Working data:

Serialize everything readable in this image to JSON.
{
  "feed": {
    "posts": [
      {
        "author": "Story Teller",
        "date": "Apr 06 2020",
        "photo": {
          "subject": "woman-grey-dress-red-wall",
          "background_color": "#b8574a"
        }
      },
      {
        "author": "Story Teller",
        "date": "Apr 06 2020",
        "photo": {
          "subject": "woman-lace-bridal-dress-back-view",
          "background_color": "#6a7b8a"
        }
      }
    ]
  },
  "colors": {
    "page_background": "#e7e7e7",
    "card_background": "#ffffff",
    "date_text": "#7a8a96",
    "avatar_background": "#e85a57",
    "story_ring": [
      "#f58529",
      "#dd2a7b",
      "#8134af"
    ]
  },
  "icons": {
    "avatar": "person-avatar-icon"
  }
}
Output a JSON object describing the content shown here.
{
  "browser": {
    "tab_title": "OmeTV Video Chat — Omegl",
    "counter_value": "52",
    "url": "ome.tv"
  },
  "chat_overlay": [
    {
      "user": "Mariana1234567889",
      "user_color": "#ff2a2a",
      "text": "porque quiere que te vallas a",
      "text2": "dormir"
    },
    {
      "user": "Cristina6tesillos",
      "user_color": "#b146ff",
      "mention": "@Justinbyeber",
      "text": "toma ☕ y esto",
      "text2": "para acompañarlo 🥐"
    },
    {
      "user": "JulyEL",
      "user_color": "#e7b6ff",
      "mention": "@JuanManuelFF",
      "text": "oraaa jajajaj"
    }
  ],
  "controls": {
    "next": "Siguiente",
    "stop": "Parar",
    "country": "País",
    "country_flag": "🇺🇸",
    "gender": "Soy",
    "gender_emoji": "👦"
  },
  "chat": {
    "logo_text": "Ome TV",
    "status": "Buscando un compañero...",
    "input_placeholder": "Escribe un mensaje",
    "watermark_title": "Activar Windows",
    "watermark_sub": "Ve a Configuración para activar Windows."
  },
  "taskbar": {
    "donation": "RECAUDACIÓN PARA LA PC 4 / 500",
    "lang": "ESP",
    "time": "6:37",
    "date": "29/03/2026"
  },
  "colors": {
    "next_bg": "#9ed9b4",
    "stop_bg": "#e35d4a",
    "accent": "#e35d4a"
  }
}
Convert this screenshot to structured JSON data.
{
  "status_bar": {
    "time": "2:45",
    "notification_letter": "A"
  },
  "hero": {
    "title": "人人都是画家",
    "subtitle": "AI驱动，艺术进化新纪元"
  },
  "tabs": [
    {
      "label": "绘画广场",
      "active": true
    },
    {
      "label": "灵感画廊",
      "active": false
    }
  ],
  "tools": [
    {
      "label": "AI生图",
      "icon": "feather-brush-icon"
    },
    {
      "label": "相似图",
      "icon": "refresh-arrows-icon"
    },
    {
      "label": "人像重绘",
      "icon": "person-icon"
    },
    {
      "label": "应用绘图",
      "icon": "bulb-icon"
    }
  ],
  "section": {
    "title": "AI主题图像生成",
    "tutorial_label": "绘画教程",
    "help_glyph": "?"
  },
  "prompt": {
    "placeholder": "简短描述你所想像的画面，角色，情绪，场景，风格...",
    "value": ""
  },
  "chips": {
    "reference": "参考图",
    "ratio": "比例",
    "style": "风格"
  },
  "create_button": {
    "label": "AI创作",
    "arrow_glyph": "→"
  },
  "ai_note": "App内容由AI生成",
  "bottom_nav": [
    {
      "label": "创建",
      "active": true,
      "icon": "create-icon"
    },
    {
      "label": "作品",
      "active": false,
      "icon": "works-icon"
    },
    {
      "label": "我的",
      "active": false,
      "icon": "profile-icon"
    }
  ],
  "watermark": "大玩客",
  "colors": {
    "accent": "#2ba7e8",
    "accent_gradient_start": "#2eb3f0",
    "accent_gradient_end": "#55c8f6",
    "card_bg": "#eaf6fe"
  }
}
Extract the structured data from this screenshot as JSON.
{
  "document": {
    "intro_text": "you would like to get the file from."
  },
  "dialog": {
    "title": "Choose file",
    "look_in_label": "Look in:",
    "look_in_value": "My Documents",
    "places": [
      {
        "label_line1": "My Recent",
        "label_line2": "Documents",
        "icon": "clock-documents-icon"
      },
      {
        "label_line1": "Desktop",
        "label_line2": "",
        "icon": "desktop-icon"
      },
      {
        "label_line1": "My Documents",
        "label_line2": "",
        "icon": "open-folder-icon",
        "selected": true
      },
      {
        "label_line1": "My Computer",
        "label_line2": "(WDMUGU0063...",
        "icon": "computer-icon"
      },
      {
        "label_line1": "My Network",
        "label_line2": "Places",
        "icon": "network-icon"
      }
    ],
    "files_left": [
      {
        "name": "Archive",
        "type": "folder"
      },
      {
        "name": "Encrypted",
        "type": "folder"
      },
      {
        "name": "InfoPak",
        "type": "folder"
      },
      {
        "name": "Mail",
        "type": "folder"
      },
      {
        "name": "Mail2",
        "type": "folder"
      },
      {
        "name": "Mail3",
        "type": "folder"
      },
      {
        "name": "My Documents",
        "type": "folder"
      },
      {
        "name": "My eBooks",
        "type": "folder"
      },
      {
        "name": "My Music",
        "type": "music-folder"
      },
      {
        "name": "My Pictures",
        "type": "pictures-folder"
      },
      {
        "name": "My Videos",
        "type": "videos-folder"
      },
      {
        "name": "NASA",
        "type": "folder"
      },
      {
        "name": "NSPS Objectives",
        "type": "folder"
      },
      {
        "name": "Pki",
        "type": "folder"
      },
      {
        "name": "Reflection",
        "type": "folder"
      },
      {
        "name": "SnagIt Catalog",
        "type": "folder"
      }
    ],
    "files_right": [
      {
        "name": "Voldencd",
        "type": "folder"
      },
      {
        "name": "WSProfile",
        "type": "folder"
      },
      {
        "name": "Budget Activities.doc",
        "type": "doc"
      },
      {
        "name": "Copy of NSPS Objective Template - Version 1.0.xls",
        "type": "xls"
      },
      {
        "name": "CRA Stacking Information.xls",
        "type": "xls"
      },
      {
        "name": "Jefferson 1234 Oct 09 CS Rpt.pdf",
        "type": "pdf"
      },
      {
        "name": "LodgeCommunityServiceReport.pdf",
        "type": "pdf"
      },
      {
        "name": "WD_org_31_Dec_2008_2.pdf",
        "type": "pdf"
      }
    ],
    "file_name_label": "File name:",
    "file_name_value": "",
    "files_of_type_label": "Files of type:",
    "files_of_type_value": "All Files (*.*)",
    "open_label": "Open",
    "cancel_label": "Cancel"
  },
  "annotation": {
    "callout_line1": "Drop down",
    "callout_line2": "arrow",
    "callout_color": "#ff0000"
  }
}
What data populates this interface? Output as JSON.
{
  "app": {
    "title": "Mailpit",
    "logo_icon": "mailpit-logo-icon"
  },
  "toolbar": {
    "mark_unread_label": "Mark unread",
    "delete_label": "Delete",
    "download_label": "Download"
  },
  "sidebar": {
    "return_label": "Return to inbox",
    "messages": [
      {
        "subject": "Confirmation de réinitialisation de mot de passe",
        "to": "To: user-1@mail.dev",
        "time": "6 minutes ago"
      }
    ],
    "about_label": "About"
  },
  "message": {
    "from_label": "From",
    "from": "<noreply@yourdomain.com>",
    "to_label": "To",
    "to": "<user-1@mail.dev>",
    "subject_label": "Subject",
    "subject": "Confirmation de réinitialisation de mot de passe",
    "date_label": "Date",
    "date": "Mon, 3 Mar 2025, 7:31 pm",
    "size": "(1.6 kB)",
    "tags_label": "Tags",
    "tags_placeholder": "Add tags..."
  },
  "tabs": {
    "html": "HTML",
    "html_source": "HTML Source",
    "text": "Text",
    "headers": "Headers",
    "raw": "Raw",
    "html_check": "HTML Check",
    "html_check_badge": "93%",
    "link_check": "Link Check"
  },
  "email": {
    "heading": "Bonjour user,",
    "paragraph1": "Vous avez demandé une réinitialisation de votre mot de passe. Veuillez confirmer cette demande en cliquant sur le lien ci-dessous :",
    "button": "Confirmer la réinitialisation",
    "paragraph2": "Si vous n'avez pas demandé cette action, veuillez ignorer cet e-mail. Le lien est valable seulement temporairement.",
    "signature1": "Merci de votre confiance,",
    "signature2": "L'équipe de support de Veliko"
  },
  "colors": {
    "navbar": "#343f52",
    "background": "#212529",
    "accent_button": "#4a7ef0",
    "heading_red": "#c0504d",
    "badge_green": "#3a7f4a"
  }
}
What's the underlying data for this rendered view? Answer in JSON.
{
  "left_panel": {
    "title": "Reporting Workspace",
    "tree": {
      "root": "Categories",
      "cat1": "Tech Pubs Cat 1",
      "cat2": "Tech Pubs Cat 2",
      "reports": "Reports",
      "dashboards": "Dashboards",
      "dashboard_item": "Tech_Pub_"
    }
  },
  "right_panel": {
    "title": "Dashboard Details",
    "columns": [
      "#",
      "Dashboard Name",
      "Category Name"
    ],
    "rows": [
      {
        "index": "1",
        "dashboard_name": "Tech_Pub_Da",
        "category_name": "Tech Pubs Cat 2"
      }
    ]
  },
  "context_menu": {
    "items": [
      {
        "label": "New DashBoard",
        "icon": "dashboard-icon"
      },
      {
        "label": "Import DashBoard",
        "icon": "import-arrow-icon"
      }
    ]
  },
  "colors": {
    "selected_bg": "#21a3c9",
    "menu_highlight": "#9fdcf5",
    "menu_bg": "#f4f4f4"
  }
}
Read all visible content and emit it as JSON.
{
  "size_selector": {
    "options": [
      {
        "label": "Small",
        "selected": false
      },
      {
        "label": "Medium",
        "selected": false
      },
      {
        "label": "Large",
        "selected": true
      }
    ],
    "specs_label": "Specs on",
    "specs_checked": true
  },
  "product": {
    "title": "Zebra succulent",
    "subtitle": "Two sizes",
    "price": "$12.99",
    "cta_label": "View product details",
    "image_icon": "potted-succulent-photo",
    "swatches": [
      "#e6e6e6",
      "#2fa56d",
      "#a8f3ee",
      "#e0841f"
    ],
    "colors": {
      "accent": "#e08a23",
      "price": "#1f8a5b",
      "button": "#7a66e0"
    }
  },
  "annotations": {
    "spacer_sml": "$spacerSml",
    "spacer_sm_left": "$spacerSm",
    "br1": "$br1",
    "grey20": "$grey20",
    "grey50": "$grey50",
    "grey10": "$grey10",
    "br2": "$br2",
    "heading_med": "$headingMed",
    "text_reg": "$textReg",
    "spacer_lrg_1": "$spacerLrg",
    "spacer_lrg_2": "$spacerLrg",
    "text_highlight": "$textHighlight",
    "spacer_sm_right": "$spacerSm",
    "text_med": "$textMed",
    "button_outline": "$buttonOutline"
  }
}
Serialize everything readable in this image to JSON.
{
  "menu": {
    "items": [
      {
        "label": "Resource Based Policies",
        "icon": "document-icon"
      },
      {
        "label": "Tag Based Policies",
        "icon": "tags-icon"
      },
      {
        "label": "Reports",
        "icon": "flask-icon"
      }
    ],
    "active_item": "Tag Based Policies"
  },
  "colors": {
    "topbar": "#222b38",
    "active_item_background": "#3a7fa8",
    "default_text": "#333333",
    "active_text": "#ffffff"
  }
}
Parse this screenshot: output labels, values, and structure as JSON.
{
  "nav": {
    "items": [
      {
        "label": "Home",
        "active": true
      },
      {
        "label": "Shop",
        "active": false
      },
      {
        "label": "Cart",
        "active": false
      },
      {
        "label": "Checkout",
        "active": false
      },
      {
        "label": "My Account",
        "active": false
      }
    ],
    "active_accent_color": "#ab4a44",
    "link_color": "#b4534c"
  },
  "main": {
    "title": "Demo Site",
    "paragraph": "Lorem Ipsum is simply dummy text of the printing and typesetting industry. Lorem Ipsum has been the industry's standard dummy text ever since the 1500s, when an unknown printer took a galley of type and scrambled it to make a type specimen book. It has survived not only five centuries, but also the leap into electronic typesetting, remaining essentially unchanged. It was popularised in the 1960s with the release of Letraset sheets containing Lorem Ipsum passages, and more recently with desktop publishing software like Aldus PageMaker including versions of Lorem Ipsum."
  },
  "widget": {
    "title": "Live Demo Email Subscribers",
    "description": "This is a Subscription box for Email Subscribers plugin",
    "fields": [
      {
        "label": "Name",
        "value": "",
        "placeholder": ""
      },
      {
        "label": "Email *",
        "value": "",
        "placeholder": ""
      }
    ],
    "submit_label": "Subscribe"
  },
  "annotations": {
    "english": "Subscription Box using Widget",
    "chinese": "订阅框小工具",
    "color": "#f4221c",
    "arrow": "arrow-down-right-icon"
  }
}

Task directions: Using the records given above, list every line that includes the word "Demo".

Answer to this problem:
    "title": "Demo Site",
    "title": "Live Demo Email Subscribers",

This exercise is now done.